◆ **Exercise prompt**
Leave every picture behind and copy the rest of the entries below exactly.

◆ **Dataset extract**
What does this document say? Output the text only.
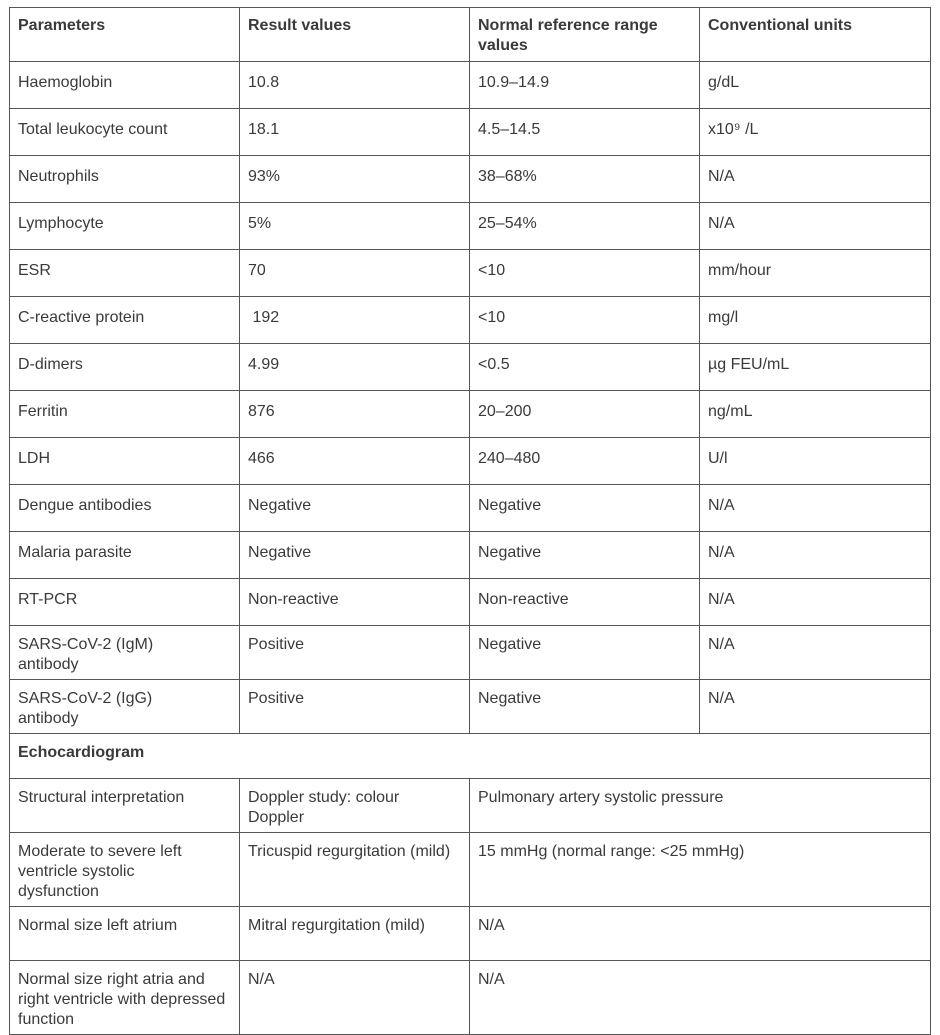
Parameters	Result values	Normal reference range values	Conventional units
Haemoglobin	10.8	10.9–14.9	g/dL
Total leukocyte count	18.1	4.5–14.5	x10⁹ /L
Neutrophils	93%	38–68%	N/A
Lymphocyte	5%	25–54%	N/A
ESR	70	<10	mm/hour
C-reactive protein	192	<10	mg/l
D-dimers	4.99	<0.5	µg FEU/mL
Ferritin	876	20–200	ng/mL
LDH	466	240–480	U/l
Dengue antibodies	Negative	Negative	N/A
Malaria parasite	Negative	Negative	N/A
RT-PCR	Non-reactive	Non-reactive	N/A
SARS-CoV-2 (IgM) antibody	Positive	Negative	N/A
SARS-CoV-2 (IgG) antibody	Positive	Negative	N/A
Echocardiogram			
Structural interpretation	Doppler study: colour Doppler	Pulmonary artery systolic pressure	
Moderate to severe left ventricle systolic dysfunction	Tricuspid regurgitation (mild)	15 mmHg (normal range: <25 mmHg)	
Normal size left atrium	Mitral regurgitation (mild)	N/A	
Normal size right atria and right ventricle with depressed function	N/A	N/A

◆ **Result of this exercise**
What does this document say? Output the text only.
Parameters	Result values	Normal reference range values	Conventional units
Haemoglobin	10.8	10.9–14.9	g/dL
Total leukocyte count	18.1	4.5–14.5	x10⁹ /L
Neutrophils	93%	38–68%	N/A
Lymphocyte	5%	25–54%	N/A
ESR	70	<10	mm/hour
C-reactive protein	192	<10	mg/l
D-dimers	4.99	<0.5	µg FEU/mL
Ferritin	876	20–200	ng/mL
LDH	466	240–480	U/l
Dengue antibodies	Negative	Negative	N/A
Malaria parasite	Negative	Negative	N/A
RT-PCR	Non-reactive	Non-reactive	N/A
SARS-CoV-2 (IgM) antibody	Positive	Negative	N/A
SARS-CoV-2 (IgG) antibody	Positive	Negative	N/A
Echocardiogram			
Structural interpretation	Doppler study: colour Doppler	Pulmonary artery systolic pressure	
Moderate to severe left ventricle systolic dysfunction	Tricuspid regurgitation (mild)	15 mmHg (normal range: <25 mmHg)	
Normal size left atrium	Mitral regurgitation (mild)	N/A	
Normal size right atria and right ventricle with depressed function	N/A	N/A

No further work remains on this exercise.